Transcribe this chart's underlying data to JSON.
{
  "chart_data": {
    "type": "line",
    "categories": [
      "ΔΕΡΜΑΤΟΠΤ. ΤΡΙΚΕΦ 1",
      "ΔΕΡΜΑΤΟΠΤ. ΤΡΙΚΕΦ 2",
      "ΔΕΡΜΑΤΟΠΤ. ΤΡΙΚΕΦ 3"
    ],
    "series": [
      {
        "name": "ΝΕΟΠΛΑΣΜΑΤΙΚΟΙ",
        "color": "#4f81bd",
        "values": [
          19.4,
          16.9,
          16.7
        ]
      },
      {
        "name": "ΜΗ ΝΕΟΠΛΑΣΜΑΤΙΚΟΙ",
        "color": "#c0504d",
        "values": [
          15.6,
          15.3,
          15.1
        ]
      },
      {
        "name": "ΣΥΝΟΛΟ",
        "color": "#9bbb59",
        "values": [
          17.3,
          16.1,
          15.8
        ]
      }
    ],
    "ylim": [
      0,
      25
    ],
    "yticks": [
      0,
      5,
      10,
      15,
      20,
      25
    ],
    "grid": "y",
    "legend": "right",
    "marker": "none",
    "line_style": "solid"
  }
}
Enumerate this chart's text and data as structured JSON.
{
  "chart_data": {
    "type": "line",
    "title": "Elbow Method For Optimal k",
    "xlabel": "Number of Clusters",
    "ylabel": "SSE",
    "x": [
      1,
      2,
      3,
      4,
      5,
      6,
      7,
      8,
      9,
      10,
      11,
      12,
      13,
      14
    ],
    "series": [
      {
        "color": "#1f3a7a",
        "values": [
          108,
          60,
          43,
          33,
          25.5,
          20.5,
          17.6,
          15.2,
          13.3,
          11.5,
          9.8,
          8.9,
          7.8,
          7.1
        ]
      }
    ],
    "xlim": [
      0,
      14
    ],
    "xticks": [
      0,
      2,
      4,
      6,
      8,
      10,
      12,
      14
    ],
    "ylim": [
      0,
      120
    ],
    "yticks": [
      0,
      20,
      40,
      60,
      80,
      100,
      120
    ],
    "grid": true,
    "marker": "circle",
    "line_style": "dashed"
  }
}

- What the task requires
Locate all lines in the listing above with the word "ΔΕΡΜΑΤΟΠΤ" and copy them.

- Answer for this exercise
      "ΔΕΡΜΑΤΟΠΤ. ΤΡΙΚΕΦ 1",
      "ΔΕΡΜΑΤΟΠΤ. ΤΡΙΚΕΦ 2",
      "ΔΕΡΜΑΤΟΠΤ. ΤΡΙΚΕΦ 3"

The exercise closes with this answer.